┌──

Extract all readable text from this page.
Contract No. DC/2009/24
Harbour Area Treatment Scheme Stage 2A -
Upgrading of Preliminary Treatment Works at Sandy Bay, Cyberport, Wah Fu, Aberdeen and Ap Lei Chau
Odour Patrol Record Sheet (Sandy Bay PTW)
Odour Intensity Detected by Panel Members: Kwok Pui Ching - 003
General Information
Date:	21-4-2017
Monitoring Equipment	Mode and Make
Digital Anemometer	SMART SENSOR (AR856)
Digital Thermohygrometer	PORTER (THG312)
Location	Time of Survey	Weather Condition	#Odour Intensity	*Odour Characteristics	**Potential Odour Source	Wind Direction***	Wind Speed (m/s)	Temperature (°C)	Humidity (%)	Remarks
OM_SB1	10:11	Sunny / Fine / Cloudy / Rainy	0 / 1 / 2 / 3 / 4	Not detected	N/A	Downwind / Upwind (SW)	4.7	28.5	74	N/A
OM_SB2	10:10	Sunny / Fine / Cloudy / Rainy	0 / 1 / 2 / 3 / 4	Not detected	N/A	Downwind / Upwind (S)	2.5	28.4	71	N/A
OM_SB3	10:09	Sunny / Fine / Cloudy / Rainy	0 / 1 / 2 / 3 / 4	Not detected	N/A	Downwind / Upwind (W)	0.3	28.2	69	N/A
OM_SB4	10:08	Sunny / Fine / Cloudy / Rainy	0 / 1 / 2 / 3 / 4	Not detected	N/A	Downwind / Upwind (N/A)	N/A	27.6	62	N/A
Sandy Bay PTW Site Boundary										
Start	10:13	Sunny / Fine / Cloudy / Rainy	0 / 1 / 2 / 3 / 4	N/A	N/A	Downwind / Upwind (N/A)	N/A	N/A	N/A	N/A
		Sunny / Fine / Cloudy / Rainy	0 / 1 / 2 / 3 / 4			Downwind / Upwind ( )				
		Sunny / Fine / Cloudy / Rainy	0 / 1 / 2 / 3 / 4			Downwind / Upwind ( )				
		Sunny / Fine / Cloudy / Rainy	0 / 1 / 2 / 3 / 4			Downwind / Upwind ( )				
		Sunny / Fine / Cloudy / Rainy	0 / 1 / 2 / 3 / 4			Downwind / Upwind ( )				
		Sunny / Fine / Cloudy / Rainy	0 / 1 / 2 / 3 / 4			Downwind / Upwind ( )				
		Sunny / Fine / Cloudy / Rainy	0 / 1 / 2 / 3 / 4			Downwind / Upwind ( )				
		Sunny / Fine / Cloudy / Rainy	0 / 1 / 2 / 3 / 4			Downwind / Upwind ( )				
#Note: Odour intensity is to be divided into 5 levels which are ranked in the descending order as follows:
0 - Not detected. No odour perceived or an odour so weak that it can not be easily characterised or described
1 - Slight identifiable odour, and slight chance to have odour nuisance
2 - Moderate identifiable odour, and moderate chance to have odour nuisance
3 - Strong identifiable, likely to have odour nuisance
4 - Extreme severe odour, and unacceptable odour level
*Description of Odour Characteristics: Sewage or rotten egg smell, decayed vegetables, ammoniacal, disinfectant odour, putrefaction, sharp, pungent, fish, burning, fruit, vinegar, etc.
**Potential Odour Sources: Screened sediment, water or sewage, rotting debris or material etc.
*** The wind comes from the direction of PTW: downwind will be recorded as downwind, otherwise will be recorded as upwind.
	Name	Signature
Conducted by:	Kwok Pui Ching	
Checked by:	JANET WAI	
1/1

└──
┌──

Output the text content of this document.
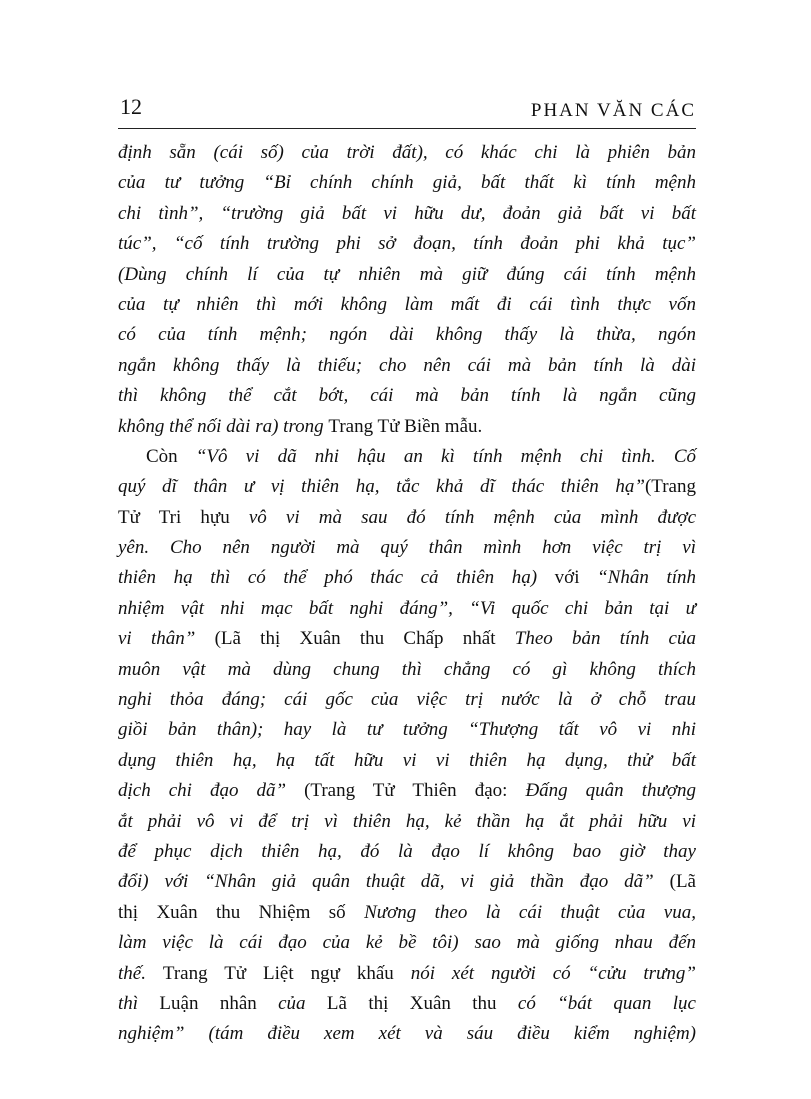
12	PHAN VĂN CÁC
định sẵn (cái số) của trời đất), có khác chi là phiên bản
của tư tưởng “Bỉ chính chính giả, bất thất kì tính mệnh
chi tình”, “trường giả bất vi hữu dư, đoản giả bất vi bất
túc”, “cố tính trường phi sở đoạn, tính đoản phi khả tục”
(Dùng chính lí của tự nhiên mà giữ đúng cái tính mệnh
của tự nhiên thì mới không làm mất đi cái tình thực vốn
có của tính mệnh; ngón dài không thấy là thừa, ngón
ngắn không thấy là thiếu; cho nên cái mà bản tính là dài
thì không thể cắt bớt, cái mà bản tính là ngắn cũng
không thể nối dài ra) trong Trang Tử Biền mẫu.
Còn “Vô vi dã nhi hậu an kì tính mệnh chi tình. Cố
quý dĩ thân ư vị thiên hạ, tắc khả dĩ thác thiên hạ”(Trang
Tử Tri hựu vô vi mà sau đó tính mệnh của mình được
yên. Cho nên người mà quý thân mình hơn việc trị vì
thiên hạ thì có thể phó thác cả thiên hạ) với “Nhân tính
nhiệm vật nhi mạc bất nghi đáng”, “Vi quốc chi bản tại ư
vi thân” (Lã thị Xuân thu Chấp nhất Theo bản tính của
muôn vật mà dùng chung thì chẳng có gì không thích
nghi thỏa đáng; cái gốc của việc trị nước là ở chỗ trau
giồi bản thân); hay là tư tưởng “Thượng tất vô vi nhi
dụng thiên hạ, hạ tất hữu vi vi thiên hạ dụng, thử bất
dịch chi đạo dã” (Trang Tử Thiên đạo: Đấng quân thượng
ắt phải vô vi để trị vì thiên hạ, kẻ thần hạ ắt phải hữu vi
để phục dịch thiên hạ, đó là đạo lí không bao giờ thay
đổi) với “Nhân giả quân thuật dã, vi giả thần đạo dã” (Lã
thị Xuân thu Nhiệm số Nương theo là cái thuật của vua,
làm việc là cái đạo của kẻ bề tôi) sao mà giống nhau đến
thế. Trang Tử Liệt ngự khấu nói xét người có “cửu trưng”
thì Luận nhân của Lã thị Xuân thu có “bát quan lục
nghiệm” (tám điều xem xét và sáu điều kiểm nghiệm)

└──

▸ Direction
In the entries above, count each line holding "Characteristics" and report the total and nothing more.

▸ Expected answer
2